┌──

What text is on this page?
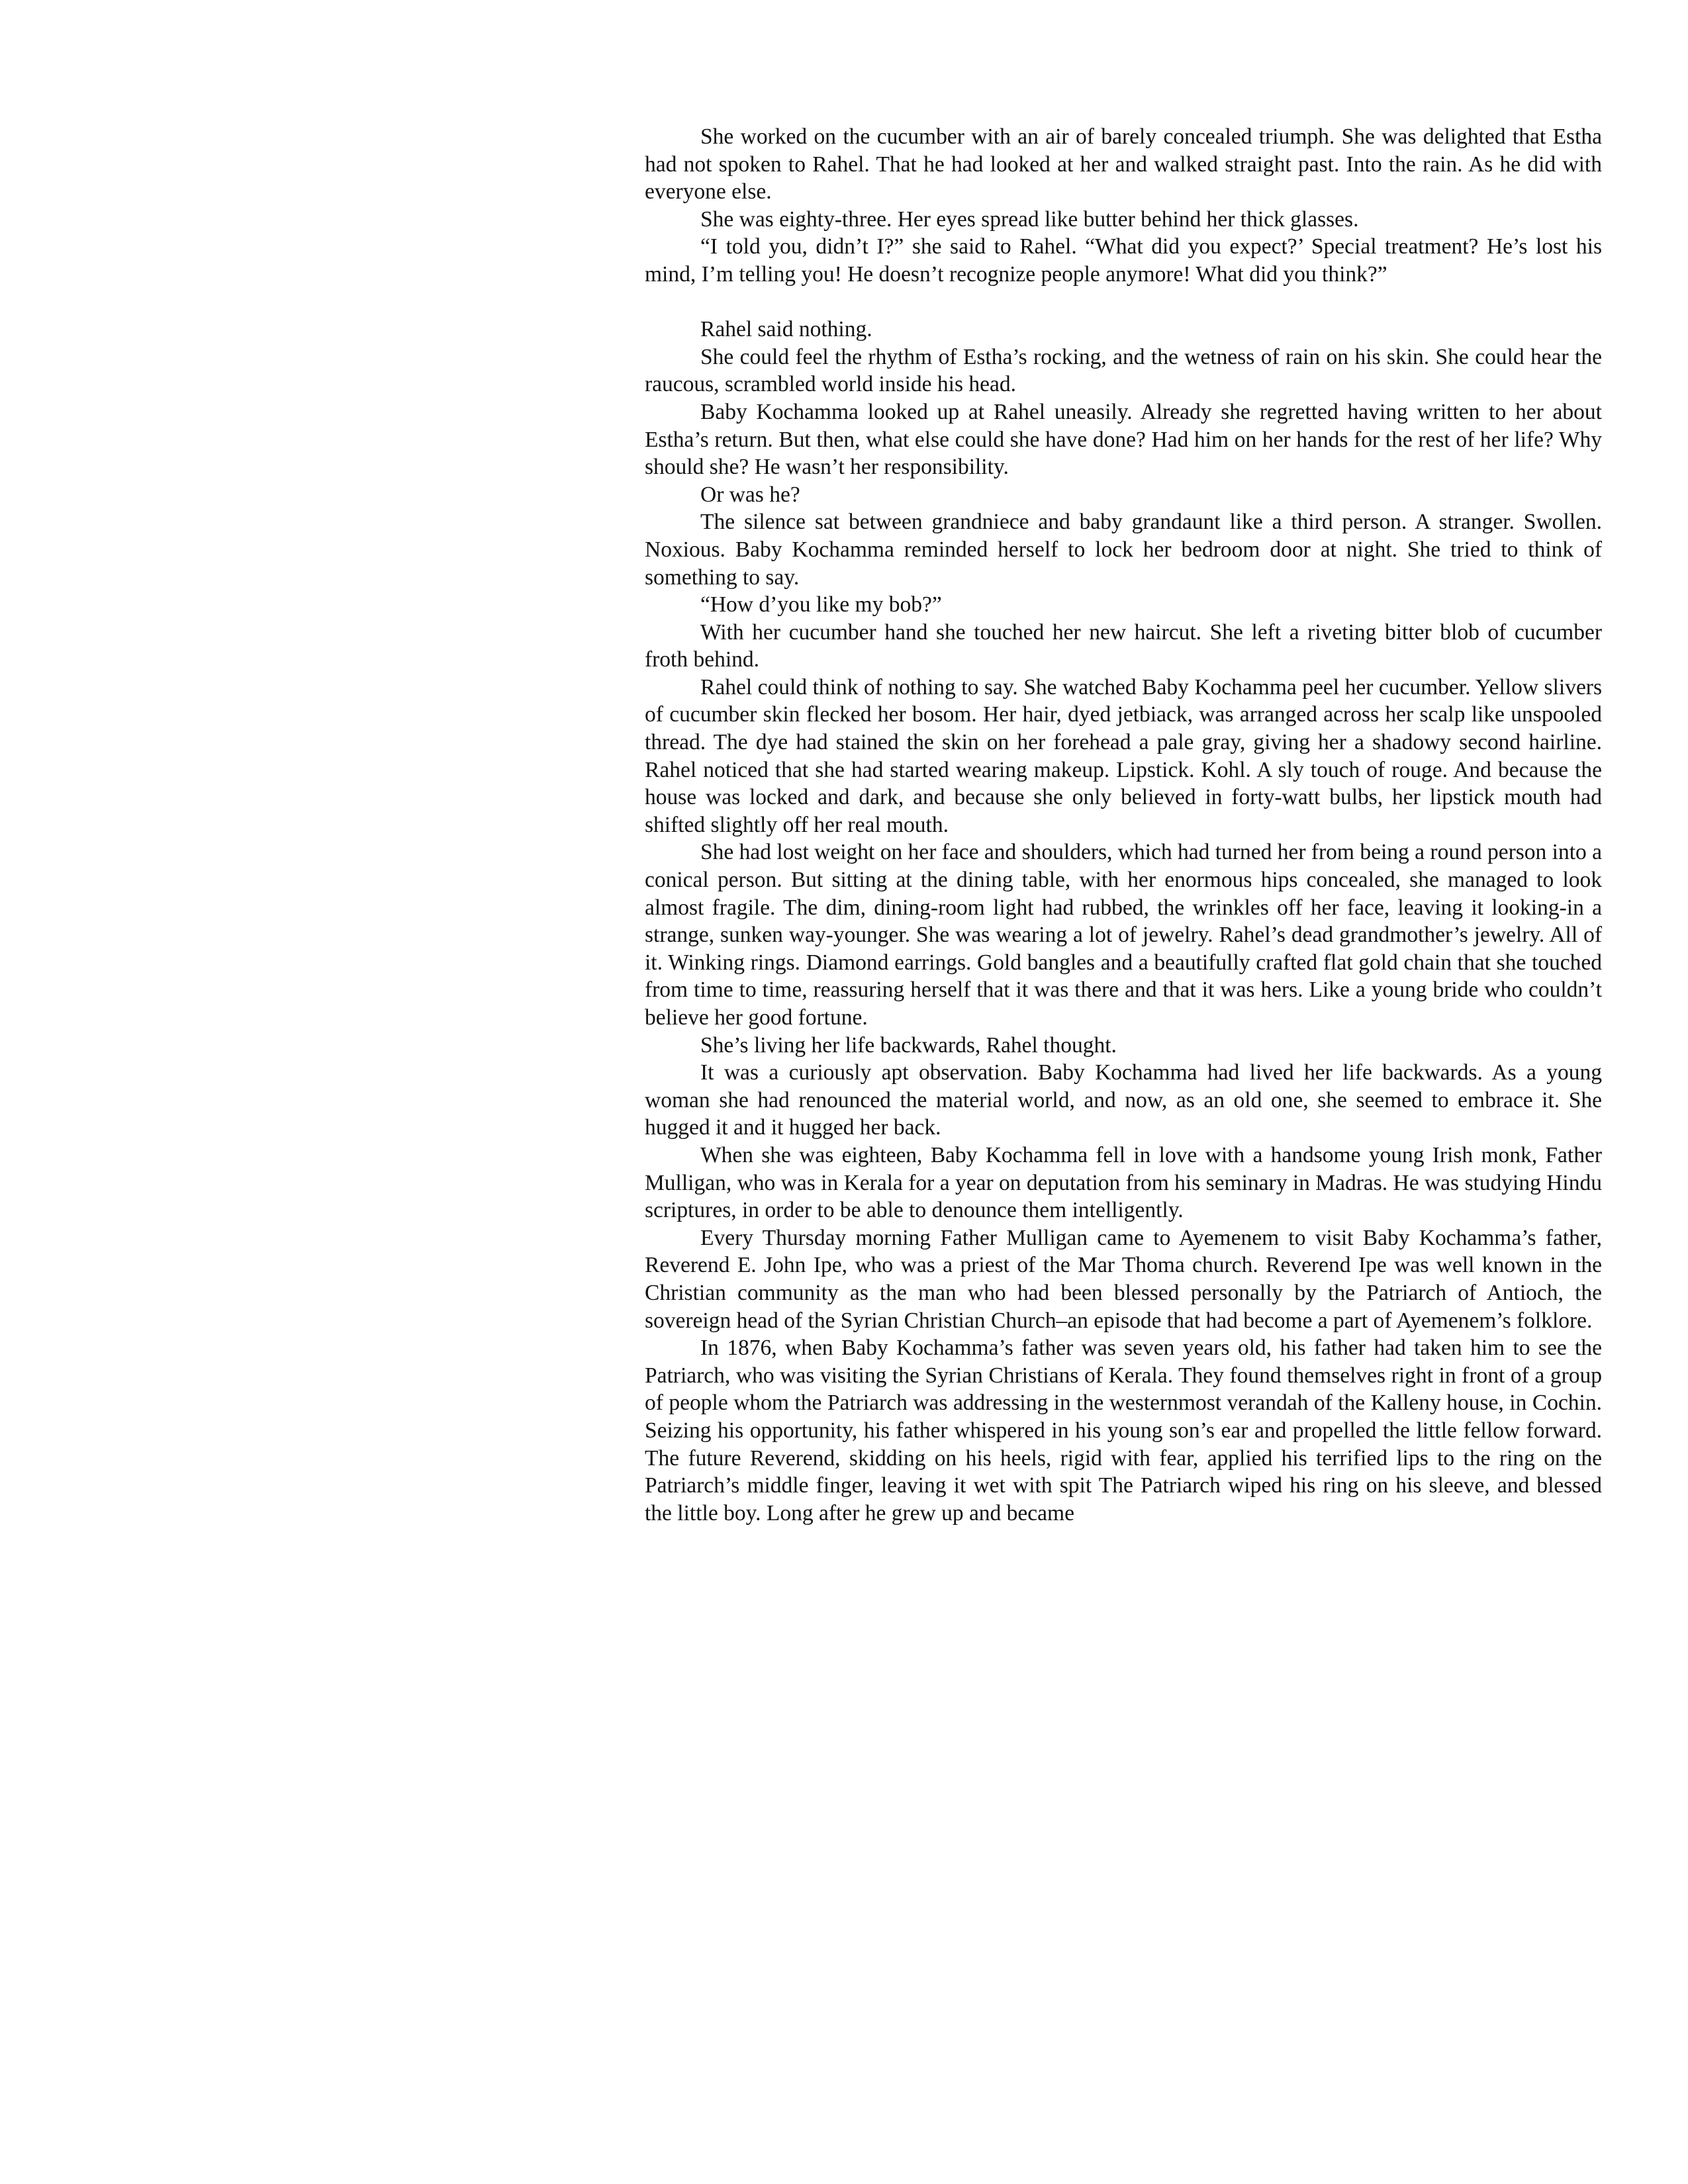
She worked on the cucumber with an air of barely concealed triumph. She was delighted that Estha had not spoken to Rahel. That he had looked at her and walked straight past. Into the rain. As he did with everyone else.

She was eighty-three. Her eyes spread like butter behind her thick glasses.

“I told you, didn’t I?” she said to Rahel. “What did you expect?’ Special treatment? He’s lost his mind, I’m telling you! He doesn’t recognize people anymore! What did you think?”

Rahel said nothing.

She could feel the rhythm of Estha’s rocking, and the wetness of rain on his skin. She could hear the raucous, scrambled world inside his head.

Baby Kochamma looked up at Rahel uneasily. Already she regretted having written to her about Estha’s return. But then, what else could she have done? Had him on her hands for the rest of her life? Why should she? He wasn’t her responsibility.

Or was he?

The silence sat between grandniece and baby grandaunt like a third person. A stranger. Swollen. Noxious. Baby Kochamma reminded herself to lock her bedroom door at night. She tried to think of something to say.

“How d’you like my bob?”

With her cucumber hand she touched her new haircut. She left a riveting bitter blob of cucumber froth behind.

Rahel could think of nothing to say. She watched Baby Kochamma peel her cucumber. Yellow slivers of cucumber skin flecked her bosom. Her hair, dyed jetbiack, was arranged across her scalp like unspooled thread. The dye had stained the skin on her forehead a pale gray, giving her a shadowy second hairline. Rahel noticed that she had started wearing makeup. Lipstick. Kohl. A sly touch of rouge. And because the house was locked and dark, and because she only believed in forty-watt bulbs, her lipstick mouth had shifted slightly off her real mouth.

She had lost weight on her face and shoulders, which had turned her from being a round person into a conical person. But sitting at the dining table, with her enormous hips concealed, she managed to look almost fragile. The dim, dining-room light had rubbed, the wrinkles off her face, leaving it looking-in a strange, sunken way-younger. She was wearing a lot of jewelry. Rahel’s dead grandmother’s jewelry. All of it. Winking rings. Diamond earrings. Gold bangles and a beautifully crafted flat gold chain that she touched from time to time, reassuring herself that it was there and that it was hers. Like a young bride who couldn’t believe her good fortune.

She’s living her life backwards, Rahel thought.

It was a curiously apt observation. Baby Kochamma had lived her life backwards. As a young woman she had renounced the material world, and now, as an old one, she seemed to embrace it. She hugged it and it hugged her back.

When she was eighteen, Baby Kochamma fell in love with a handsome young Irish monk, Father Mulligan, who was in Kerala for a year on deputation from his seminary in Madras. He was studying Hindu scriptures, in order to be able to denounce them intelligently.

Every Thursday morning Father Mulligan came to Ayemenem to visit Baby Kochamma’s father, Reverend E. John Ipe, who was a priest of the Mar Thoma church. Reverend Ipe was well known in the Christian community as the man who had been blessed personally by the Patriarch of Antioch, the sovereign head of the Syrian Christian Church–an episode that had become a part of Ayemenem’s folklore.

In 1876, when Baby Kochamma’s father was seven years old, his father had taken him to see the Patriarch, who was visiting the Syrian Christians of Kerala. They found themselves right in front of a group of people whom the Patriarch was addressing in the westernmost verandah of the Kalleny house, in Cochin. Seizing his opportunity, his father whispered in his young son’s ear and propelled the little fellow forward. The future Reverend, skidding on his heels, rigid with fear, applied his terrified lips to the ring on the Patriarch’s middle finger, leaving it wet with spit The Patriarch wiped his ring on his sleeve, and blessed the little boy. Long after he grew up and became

└──
┌──

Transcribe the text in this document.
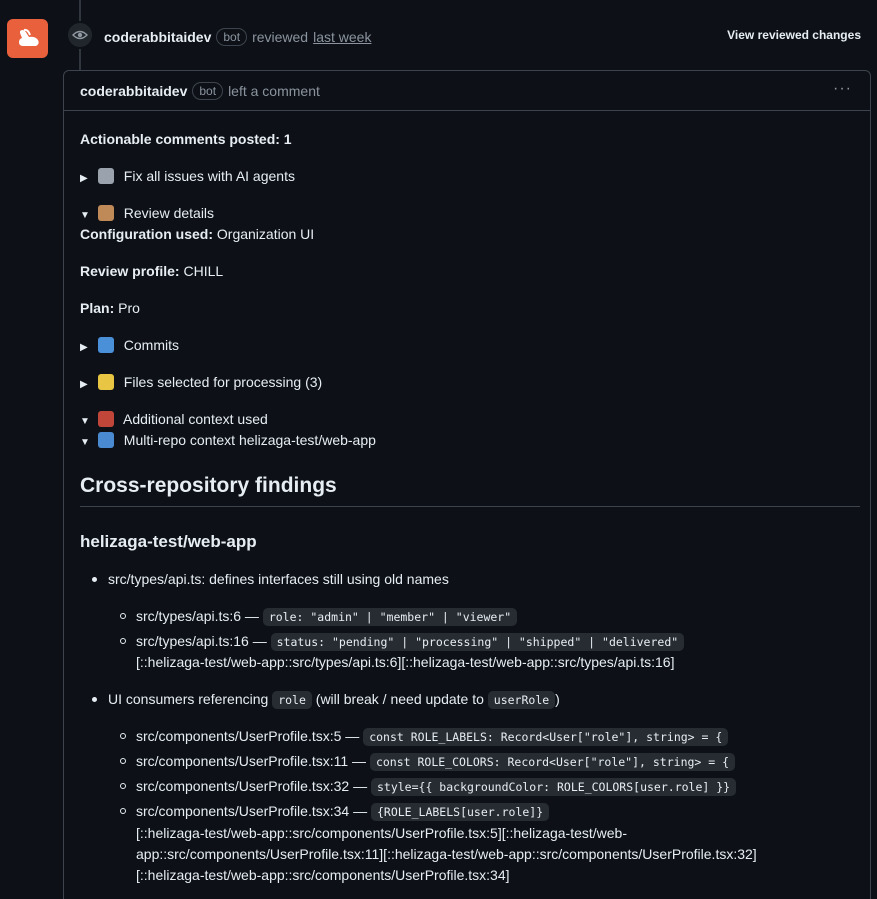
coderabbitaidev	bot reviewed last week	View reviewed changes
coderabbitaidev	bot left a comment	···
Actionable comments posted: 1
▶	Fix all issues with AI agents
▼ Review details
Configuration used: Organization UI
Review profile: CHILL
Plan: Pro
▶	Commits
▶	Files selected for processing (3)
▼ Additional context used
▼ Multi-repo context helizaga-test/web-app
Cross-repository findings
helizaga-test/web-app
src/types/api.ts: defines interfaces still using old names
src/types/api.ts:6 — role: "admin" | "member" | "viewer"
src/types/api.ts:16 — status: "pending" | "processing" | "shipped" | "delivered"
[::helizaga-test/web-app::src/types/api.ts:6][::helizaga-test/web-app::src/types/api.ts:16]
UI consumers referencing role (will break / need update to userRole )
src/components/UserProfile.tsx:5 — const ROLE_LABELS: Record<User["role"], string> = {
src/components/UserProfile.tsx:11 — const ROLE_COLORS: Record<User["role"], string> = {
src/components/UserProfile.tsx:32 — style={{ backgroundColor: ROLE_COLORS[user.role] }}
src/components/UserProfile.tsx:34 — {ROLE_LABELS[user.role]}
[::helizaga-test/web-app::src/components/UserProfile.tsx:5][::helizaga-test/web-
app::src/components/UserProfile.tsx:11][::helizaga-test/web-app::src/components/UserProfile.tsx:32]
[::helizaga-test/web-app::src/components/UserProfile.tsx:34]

└──

#### Do this
Consider the entries above and return each line with the string "behind".

#### Output for this task
She was eighty-three. Her eyes spread like butter behind her thick glasses.
With her cucumber hand she touched her new haircut. She left a riveting bitter blob of cucumber froth behind.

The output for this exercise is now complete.